**Aim of the exercise**
Quote the records word for word, from the first line through the line containing "thumbnail-shape: [960, 197, 1010, 229]", including that line.

**Listed entries**
◆ ◆ ◆

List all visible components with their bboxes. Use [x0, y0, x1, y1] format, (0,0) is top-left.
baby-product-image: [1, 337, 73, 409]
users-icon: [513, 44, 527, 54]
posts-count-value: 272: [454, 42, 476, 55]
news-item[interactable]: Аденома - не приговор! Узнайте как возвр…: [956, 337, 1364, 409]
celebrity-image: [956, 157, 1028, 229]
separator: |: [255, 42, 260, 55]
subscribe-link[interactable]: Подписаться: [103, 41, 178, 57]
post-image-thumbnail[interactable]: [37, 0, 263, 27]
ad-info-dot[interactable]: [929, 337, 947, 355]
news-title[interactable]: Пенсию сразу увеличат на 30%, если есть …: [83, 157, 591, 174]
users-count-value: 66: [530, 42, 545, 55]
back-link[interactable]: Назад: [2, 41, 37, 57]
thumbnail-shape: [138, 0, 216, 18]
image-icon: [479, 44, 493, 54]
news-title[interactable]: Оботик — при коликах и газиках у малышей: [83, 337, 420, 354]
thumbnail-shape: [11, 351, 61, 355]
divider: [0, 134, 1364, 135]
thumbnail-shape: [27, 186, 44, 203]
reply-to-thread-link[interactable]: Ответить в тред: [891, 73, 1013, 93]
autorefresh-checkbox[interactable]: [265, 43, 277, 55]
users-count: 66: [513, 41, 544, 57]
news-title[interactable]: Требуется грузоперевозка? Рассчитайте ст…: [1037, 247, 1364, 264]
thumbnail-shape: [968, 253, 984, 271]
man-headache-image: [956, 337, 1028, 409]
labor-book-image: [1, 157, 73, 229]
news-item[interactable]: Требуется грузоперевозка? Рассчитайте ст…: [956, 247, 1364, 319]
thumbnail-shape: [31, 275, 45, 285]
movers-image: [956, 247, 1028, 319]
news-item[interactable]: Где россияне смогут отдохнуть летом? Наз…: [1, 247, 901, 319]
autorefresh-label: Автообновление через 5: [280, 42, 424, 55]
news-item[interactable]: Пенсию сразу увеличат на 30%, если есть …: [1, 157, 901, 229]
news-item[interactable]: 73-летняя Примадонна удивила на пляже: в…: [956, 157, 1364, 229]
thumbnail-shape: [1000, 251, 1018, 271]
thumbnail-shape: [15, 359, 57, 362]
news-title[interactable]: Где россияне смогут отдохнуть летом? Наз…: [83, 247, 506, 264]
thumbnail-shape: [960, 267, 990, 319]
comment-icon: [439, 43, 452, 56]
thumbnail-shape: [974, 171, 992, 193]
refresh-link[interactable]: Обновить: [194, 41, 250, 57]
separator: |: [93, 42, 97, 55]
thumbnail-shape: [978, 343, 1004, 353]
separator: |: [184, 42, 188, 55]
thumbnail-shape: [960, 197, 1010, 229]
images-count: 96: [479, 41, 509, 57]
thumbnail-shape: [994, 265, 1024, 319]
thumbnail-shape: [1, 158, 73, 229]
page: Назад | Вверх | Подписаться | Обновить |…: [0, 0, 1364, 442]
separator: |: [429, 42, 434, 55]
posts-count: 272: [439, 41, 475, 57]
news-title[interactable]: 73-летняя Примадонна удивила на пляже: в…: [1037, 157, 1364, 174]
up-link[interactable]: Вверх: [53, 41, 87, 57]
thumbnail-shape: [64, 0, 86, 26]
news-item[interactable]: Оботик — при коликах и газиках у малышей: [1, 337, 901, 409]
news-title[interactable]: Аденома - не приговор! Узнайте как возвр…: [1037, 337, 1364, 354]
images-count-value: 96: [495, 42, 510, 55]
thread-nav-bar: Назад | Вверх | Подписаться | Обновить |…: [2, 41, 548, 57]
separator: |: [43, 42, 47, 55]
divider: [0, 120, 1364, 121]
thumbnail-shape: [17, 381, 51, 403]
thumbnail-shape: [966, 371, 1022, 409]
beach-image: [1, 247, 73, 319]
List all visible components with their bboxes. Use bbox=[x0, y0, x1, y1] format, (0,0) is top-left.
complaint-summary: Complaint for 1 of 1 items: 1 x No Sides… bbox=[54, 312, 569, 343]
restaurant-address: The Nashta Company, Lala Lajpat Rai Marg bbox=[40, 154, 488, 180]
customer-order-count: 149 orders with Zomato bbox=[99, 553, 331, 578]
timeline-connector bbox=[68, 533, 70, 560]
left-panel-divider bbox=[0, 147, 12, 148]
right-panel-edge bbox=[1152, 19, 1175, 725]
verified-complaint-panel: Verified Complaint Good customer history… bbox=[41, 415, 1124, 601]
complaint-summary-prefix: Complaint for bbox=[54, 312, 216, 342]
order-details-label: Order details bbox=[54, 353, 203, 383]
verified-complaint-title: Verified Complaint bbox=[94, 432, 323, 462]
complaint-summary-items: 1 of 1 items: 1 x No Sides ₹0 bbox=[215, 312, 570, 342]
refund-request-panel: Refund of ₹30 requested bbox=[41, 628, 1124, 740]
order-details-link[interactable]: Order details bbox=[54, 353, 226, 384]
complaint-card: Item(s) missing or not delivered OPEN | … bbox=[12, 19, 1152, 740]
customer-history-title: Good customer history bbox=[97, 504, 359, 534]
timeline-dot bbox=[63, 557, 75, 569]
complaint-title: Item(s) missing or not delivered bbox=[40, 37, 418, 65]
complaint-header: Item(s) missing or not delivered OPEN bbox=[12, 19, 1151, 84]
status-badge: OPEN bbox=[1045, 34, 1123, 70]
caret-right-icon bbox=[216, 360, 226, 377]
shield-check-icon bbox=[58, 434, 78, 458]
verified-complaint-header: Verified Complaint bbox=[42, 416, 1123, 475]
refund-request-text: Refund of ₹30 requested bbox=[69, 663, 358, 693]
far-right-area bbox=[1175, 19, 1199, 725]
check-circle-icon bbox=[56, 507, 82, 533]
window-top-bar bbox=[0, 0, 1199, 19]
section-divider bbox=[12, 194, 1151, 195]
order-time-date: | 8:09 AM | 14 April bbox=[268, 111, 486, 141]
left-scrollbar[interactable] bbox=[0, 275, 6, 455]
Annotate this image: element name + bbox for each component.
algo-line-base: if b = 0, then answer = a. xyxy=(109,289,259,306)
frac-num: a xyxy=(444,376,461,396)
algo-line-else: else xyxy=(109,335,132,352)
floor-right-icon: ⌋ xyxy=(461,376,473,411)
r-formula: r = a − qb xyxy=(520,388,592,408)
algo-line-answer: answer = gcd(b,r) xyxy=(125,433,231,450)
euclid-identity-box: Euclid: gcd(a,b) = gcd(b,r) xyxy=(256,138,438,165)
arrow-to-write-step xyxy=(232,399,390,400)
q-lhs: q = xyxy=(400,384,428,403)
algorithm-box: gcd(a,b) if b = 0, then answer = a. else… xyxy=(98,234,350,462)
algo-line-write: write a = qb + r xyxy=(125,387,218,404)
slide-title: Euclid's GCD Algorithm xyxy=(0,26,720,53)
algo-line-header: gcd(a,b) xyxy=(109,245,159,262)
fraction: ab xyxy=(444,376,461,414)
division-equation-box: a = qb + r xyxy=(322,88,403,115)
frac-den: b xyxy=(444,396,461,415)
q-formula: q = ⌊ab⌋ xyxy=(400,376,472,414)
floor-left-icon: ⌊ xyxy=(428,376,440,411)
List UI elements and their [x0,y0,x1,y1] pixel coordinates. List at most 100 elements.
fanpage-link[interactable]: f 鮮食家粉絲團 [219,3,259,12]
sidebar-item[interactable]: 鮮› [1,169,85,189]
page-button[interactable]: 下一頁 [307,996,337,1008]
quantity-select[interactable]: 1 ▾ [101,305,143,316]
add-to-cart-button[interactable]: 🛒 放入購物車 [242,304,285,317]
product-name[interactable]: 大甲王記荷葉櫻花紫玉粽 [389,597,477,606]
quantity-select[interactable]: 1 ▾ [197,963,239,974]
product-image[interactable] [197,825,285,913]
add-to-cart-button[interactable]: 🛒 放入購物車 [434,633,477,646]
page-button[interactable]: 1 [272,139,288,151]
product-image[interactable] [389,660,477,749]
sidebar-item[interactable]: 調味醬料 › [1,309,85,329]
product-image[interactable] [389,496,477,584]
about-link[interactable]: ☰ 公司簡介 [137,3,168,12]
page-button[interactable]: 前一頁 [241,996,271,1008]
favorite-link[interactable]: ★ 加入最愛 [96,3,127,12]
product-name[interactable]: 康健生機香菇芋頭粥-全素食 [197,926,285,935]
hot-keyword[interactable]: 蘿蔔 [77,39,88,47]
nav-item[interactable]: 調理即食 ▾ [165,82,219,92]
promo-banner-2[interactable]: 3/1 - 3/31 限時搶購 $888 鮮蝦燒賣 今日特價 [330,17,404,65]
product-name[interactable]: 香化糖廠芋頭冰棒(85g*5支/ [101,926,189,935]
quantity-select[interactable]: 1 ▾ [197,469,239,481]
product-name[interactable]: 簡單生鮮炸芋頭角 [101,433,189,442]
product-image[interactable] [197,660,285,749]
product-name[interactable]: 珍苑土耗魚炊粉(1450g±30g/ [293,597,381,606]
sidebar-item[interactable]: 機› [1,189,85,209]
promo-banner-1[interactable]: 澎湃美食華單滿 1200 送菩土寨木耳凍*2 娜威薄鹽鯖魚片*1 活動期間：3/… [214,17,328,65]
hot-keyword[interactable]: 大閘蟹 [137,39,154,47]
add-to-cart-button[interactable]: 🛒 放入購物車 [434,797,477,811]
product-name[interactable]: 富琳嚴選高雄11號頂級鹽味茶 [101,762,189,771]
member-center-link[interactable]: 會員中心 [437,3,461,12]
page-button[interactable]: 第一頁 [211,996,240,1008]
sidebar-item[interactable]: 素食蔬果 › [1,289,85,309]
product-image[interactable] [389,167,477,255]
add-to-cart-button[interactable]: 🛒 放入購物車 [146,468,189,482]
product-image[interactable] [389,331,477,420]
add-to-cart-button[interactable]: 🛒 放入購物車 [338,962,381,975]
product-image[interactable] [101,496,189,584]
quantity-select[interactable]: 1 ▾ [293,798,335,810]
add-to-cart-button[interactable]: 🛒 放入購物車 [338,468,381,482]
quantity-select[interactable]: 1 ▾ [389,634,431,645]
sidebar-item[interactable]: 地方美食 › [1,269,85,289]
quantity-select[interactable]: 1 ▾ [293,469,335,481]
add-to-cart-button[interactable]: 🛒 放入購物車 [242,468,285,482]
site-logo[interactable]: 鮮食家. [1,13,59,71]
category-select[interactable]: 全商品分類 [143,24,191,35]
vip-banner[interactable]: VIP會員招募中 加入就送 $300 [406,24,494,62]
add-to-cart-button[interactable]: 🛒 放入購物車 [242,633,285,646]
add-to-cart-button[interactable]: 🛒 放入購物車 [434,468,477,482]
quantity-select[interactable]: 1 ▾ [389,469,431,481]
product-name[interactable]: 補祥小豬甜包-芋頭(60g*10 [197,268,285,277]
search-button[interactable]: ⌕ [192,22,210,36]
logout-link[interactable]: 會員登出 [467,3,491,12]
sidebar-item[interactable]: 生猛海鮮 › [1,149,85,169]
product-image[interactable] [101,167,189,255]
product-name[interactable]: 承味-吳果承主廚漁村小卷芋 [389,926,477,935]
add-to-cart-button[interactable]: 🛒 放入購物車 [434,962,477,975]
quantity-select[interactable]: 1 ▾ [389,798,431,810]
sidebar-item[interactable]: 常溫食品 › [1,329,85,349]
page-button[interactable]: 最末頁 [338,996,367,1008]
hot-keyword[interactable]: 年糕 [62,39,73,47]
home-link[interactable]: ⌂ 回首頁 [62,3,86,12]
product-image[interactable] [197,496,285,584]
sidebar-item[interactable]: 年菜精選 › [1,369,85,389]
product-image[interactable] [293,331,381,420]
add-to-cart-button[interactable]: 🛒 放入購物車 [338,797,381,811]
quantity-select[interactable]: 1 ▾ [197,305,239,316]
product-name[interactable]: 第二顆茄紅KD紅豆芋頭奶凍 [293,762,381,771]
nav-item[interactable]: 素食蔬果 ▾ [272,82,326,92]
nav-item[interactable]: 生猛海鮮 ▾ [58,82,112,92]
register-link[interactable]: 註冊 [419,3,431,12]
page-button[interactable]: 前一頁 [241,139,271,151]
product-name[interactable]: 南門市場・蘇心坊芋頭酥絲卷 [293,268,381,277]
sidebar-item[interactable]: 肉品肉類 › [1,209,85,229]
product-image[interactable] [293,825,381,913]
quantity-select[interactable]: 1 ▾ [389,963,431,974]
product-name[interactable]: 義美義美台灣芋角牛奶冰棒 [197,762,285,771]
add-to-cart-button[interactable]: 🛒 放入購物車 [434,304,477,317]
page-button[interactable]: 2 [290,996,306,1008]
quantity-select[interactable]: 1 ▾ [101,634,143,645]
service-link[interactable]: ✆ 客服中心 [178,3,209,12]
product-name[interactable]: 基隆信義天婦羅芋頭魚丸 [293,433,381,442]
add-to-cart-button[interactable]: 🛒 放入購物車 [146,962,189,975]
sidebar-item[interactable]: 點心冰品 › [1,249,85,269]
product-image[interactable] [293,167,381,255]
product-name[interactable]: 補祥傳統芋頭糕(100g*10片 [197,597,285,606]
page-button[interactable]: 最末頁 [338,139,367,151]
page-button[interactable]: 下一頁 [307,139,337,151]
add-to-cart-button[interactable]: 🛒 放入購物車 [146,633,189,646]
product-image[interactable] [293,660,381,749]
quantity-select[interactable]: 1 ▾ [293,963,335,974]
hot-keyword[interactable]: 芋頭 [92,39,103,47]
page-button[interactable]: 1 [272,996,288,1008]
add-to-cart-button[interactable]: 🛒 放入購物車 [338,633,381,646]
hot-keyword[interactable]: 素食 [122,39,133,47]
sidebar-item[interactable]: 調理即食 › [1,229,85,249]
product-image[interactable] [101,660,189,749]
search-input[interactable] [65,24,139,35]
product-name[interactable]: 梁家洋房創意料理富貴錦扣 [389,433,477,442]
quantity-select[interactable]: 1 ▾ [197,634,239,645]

◆ ◆ ◆

**Exercise solution**
List all visible components with their bboxes. Use [x0, y0, x1, y1] format, (0,0) is top-left.
baby-product-image: [1, 337, 73, 409]
users-icon: [513, 44, 527, 54]
posts-count-value: 272: [454, 42, 476, 55]
news-item[interactable]: Аденома - не приговор! Узнайте как возвр…: [956, 337, 1364, 409]
celebrity-image: [956, 157, 1028, 229]
separator: |: [255, 42, 260, 55]
subscribe-link[interactable]: Подписаться: [103, 41, 178, 57]
post-image-thumbnail[interactable]: [37, 0, 263, 27]
ad-info-dot[interactable]: [929, 337, 947, 355]
news-title[interactable]: Пенсию сразу увеличат на 30%, если есть …: [83, 157, 591, 174]
users-count-value: 66: [530, 42, 545, 55]
back-link[interactable]: Назад: [2, 41, 37, 57]
thumbnail-shape: [138, 0, 216, 18]
image-icon: [479, 44, 493, 54]
news-title[interactable]: Оботик — при коликах и газиках у малышей: [83, 337, 420, 354]
thumbnail-shape: [11, 351, 61, 355]
divider: [0, 134, 1364, 135]
thumbnail-shape: [27, 186, 44, 203]
reply-to-thread-link[interactable]: Ответить в тред: [891, 73, 1013, 93]
autorefresh-checkbox[interactable]: [265, 43, 277, 55]
users-count: 66: [513, 41, 544, 57]
news-title[interactable]: Требуется грузоперевозка? Рассчитайте ст…: [1037, 247, 1364, 264]
thumbnail-shape: [968, 253, 984, 271]
man-headache-image: [956, 337, 1028, 409]
labor-book-image: [1, 157, 73, 229]
news-item[interactable]: Требуется грузоперевозка? Рассчитайте ст…: [956, 247, 1364, 319]
thumbnail-shape: [31, 275, 45, 285]
movers-image: [956, 247, 1028, 319]
news-item[interactable]: Где россияне смогут отдохнуть летом? Наз…: [1, 247, 901, 319]
autorefresh-label: Автообновление через 5: [280, 42, 424, 55]
news-item[interactable]: Пенсию сразу увеличат на 30%, если есть …: [1, 157, 901, 229]
news-item[interactable]: 73-летняя Примадонна удивила на пляже: в…: [956, 157, 1364, 229]
thumbnail-shape: [1000, 251, 1018, 271]
thumbnail-shape: [15, 359, 57, 362]
news-title[interactable]: Где россияне смогут отдохнуть летом? Наз…: [83, 247, 506, 264]
thumbnail-shape: [960, 267, 990, 319]
comment-icon: [439, 43, 452, 56]
thumbnail-shape: [974, 171, 992, 193]
refresh-link[interactable]: Обновить: [194, 41, 250, 57]
separator: |: [93, 42, 97, 55]
thumbnail-shape: [978, 343, 1004, 353]
separator: |: [184, 42, 188, 55]
thumbnail-shape: [960, 197, 1010, 229]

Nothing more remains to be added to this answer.